[Recorded information Boundary: Start]

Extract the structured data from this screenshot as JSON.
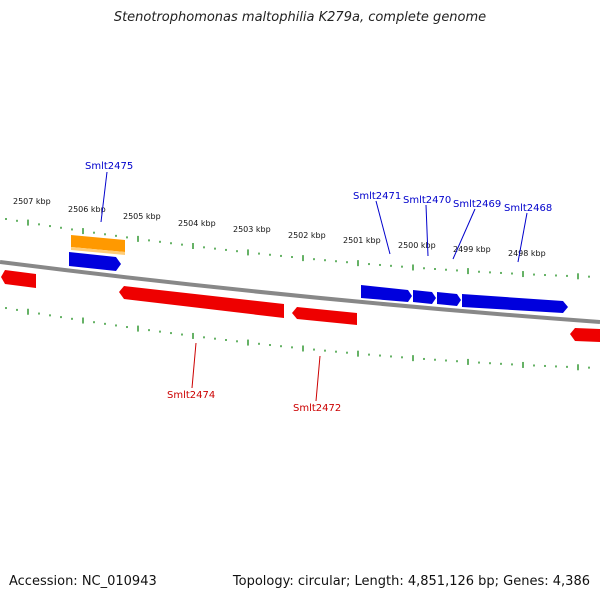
{
  "title": "Stenotrophomonas maltophilia K279a, complete genome",
  "accession": "Accession: NC_010943",
  "summary": "Topology: circular; Length: 4,851,126 bp; Genes: 4,386",
  "scale_labels": [
    "2507 kbp",
    "2506 kbp",
    "2505 kbp",
    "2504 kbp",
    "2503 kbp",
    "2502 kbp",
    "2501 kbp",
    "2500 kbp",
    "2499 kbp",
    "2498 kbp"
  ],
  "colors": {
    "forward": "#0000dd",
    "reverse": "#ee0000",
    "highlight": "#ff9900",
    "backbone": "#888888",
    "tick": "#339933"
  },
  "gene_labels": {
    "smlt2475": "Smlt2475",
    "smlt2471": "Smlt2471",
    "smlt2470": "Smlt2470",
    "smlt2469": "Smlt2469",
    "smlt2468": "Smlt2468",
    "smlt2474": "Smlt2474",
    "smlt2472": "Smlt2472"
  }
}
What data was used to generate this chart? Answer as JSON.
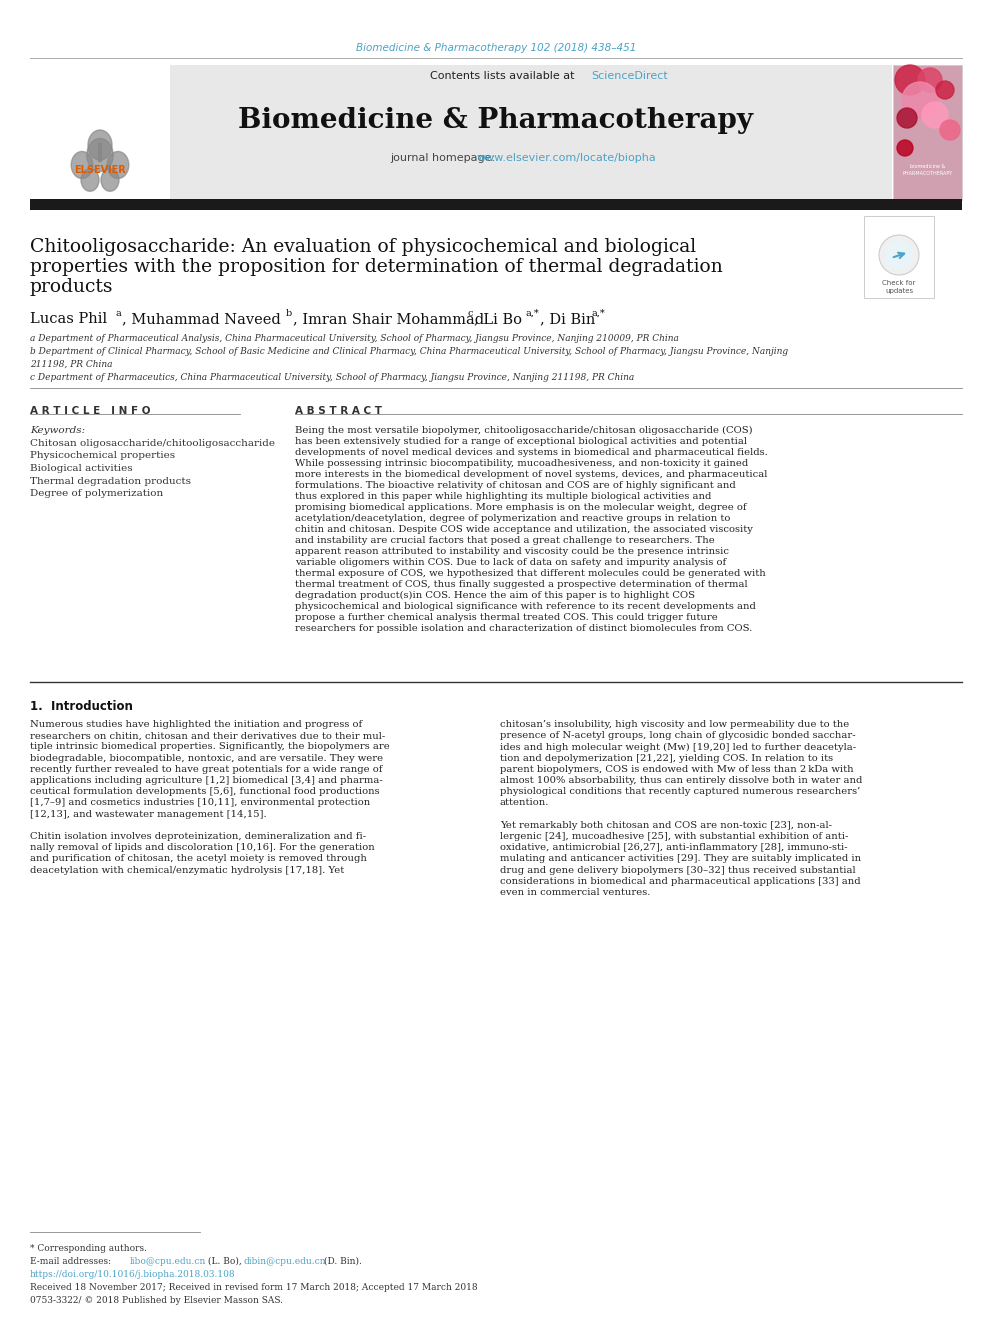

[Recorded information Boundary: End]

» Task goal
Write out each entry exactly, images excluded.

» The completed task
Extract the structured data from this screenshot as JSON.
{
  "title": "Stenotrophomonas maltophilia K279a, complete genome",
  "accession": "Accession: NC_010943",
  "summary": "Topology: circular; Length: 4,851,126 bp; Genes: 4,386",
  "scale_labels": [
    "2507 kbp",
    "2506 kbp",
    "2505 kbp",
    "2504 kbp",
    "2503 kbp",
    "2502 kbp",
    "2501 kbp",
    "2500 kbp",
    "2499 kbp",
    "2498 kbp"
  ],
  "colors": {
    "forward": "#0000dd",
    "reverse": "#ee0000",
    "highlight": "#ff9900",
    "backbone": "#888888",
    "tick": "#339933"
  },
  "gene_labels": {
    "smlt2475": "Smlt2475",
    "smlt2471": "Smlt2471",
    "smlt2470": "Smlt2470",
    "smlt2469": "Smlt2469",
    "smlt2468": "Smlt2468",
    "smlt2474": "Smlt2474",
    "smlt2472": "Smlt2472"
  }
}
What data was used to generate this chart? Answer as JSON.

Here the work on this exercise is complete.